→ **WHAT THE EXERCISE ASKS**
Below is a block of records; repeat each one exactly.

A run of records
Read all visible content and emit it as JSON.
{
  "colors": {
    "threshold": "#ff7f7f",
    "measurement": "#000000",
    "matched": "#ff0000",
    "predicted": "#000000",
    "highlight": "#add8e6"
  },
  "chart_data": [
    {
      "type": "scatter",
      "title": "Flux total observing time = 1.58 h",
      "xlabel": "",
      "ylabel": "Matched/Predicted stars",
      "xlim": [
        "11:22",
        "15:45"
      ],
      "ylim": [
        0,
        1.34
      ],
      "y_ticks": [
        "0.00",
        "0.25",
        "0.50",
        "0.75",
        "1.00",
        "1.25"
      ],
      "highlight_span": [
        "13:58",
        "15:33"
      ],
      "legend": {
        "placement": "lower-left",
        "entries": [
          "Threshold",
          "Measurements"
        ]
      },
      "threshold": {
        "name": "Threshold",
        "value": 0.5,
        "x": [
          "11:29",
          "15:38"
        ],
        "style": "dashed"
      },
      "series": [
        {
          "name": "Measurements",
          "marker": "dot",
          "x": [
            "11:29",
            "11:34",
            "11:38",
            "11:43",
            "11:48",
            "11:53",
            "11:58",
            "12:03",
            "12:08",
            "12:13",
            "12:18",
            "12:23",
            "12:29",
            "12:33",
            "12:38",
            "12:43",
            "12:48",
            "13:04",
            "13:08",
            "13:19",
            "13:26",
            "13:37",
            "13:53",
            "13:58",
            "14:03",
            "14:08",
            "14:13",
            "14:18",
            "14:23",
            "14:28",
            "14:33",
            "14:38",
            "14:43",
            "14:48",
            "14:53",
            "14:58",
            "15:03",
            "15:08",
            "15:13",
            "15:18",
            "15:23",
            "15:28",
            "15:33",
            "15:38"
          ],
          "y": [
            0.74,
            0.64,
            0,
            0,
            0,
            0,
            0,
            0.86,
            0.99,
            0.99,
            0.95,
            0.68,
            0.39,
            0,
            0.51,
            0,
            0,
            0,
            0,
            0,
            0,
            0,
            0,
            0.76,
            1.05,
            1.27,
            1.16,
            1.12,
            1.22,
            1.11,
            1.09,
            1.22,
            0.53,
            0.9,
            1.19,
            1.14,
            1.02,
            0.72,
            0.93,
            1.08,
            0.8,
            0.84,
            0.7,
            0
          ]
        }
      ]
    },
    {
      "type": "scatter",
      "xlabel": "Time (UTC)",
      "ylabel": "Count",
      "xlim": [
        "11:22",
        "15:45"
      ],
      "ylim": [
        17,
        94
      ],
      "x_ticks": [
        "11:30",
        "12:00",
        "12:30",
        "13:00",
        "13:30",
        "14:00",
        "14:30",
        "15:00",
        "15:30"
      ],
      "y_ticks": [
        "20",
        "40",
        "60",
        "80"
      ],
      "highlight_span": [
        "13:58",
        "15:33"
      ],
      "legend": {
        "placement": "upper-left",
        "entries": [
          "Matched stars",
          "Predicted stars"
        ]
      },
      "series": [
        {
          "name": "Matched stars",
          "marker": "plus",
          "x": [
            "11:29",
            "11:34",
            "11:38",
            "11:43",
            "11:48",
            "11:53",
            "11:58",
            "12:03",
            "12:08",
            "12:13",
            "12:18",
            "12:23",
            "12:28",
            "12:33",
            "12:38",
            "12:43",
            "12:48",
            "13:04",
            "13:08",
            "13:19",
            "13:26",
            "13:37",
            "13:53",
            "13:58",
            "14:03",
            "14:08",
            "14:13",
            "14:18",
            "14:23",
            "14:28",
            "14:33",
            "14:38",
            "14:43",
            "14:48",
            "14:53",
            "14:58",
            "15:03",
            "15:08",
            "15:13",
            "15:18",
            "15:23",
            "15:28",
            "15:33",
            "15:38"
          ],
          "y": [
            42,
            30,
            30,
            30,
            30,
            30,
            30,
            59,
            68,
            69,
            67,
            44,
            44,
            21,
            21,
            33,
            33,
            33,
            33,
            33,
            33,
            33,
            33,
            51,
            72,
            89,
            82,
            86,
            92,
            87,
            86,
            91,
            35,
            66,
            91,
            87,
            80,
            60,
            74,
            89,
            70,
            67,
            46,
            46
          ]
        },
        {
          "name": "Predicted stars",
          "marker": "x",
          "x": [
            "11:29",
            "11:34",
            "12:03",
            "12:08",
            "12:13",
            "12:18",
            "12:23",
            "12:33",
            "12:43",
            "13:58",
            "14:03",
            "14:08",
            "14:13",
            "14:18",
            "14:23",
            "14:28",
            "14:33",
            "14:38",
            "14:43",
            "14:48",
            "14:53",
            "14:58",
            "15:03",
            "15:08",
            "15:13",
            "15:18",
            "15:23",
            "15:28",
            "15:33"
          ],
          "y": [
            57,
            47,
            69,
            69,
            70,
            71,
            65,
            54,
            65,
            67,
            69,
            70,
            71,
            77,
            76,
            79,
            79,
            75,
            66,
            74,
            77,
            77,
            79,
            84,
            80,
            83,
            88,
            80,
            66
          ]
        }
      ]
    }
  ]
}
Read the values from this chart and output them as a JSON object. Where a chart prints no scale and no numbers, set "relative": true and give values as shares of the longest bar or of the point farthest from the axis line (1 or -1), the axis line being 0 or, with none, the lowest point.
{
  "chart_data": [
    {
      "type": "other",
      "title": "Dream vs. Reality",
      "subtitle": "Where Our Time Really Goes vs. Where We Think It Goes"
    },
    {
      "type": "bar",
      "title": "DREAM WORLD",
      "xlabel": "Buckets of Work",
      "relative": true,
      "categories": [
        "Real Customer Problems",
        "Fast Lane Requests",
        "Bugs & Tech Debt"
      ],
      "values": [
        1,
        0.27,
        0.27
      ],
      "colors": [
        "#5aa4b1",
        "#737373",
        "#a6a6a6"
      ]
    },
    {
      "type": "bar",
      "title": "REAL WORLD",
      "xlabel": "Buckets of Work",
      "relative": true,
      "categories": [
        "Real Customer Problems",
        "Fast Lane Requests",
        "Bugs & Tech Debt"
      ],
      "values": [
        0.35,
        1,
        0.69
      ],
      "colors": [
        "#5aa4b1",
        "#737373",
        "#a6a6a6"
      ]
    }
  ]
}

→ **TASK RESPONSE**
Read all visible content and emit it as JSON.
{
  "colors": {
    "threshold": "#ff7f7f",
    "measurement": "#000000",
    "matched": "#ff0000",
    "predicted": "#000000",
    "highlight": "#add8e6"
  },
  "chart_data": [
    {
      "type": "scatter",
      "title": "Flux total observing time = 1.58 h",
      "xlabel": "",
      "ylabel": "Matched/Predicted stars",
      "xlim": [
        "11:22",
        "15:45"
      ],
      "ylim": [
        0,
        1.34
      ],
      "y_ticks": [
        "0.00",
        "0.25",
        "0.50",
        "0.75",
        "1.00",
        "1.25"
      ],
      "highlight_span": [
        "13:58",
        "15:33"
      ],
      "legend": {
        "placement": "lower-left",
        "entries": [
          "Threshold",
          "Measurements"
        ]
      },
      "threshold": {
        "name": "Threshold",
        "value": 0.5,
        "x": [
          "11:29",
          "15:38"
        ],
        "style": "dashed"
      },
      "series": [
        {
          "name": "Measurements",
          "marker": "dot",
          "x": [
            "11:29",
            "11:34",
            "11:38",
            "11:43",
            "11:48",
            "11:53",
            "11:58",
            "12:03",
            "12:08",
            "12:13",
            "12:18",
            "12:23",
            "12:29",
            "12:33",
            "12:38",
            "12:43",
            "12:48",
            "13:04",
            "13:08",
            "13:19",
            "13:26",
            "13:37",
            "13:53",
            "13:58",
            "14:03",
            "14:08",
            "14:13",
            "14:18",
            "14:23",
            "14:28",
            "14:33",
            "14:38",
            "14:43",
            "14:48",
            "14:53",
            "14:58",
            "15:03",
            "15:08",
            "15:13",
            "15:18",
            "15:23",
            "15:28",
            "15:33",
            "15:38"
          ],
          "y": [
            0.74,
            0.64,
            0,
            0,
            0,
            0,
            0,
            0.86,
            0.99,
            0.99,
            0.95,
            0.68,
            0.39,
            0,
            0.51,
            0,
            0,
            0,
            0,
            0,
            0,
            0,
            0,
            0.76,
            1.05,
            1.27,
            1.16,
            1.12,
            1.22,
            1.11,
            1.09,
            1.22,
            0.53,
            0.9,
            1.19,
            1.14,
            1.02,
            0.72,
            0.93,
            1.08,
            0.8,
            0.84,
            0.7,
            0
          ]
        }
      ]
    },
    {
      "type": "scatter",
      "xlabel": "Time (UTC)",
      "ylabel": "Count",
      "xlim": [
        "11:22",
        "15:45"
      ],
      "ylim": [
        17,
        94
      ],
      "x_ticks": [
        "11:30",
        "12:00",
        "12:30",
        "13:00",
        "13:30",
        "14:00",
        "14:30",
        "15:00",
        "15:30"
      ],
      "y_ticks": [
        "20",
        "40",
        "60",
        "80"
      ],
      "highlight_span": [
        "13:58",
        "15:33"
      ],
      "legend": {
        "placement": "upper-left",
        "entries": [
          "Matched stars",
          "Predicted stars"
        ]
      },
      "series": [
        {
          "name": "Matched stars",
          "marker": "plus",
          "x": [
            "11:29",
            "11:34",
            "11:38",
            "11:43",
            "11:48",
            "11:53",
            "11:58",
            "12:03",
            "12:08",
            "12:13",
            "12:18",
            "12:23",
            "12:28",
            "12:33",
            "12:38",
            "12:43",
            "12:48",
            "13:04",
            "13:08",
            "13:19",
            "13:26",
            "13:37",
            "13:53",
            "13:58",
            "14:03",
            "14:08",
            "14:13",
            "14:18",
            "14:23",
            "14:28",
            "14:33",
            "14:38",
            "14:43",
            "14:48",
            "14:53",
            "14:58",
            "15:03",
            "15:08",
            "15:13",
            "15:18",
            "15:23",
            "15:28",
            "15:33",
            "15:38"
          ],
          "y": [
            42,
            30,
            30,
            30,
            30,
            30,
            30,
            59,
            68,
            69,
            67,
            44,
            44,
            21,
            21,
            33,
            33,
            33,
            33,
            33,
            33,
            33,
            33,
            51,
            72,
            89,
            82,
            86,
            92,
            87,
            86,
            91,
            35,
            66,
            91,
            87,
            80,
            60,
            74,
            89,
            70,
            67,
            46,
            46
          ]
        },
        {
          "name": "Predicted stars",
          "marker": "x",
          "x": [
            "11:29",
            "11:34",
            "12:03",
            "12:08",
            "12:13",
            "12:18",
            "12:23",
            "12:33",
            "12:43",
            "13:58",
            "14:03",
            "14:08",
            "14:13",
            "14:18",
            "14:23",
            "14:28",
            "14:33",
            "14:38",
            "14:43",
            "14:48",
            "14:53",
            "14:58",
            "15:03",
            "15:08",
            "15:13",
            "15:18",
            "15:23",
            "15:28",
            "15:33"
          ],
          "y": [
            57,
            47,
            69,
            69,
            70,
            71,
            65,
            54,
            65,
            67,
            69,
            70,
            71,
            77,
            76,
            79,
            79,
            75,
            66,
            74,
            77,
            77,
            79,
            84,
            80,
            83,
            88,
            80,
            66
          ]
        }
      ]
    }
  ]
}
Read the values from this chart and output them as a JSON object. Where a chart prints no scale and no numbers, set "relative": true and give values as shares of the longest bar or of the point farthest from the axis line (1 or -1), the axis line being 0 or, with none, the lowest point.
{
  "chart_data": [
    {
      "type": "other",
      "title": "Dream vs. Reality",
      "subtitle": "Where Our Time Really Goes vs. Where We Think It Goes"
    },
    {
      "type": "bar",
      "title": "DREAM WORLD",
      "xlabel": "Buckets of Work",
      "relative": true,
      "categories": [
        "Real Customer Problems",
        "Fast Lane Requests",
        "Bugs & Tech Debt"
      ],
      "values": [
        1,
        0.27,
        0.27
      ],
      "colors": [
        "#5aa4b1",
        "#737373",
        "#a6a6a6"
      ]
    },
    {
      "type": "bar",
      "title": "REAL WORLD",
      "xlabel": "Buckets of Work",
      "relative": true,
      "categories": [
        "Real Customer Problems",
        "Fast Lane Requests",
        "Bugs & Tech Debt"
      ],
      "values": [
        0.35,
        1,
        0.69
      ],
      "colors": [
        "#5aa4b1",
        "#737373",
        "#a6a6a6"
      ]
    }
  ]
}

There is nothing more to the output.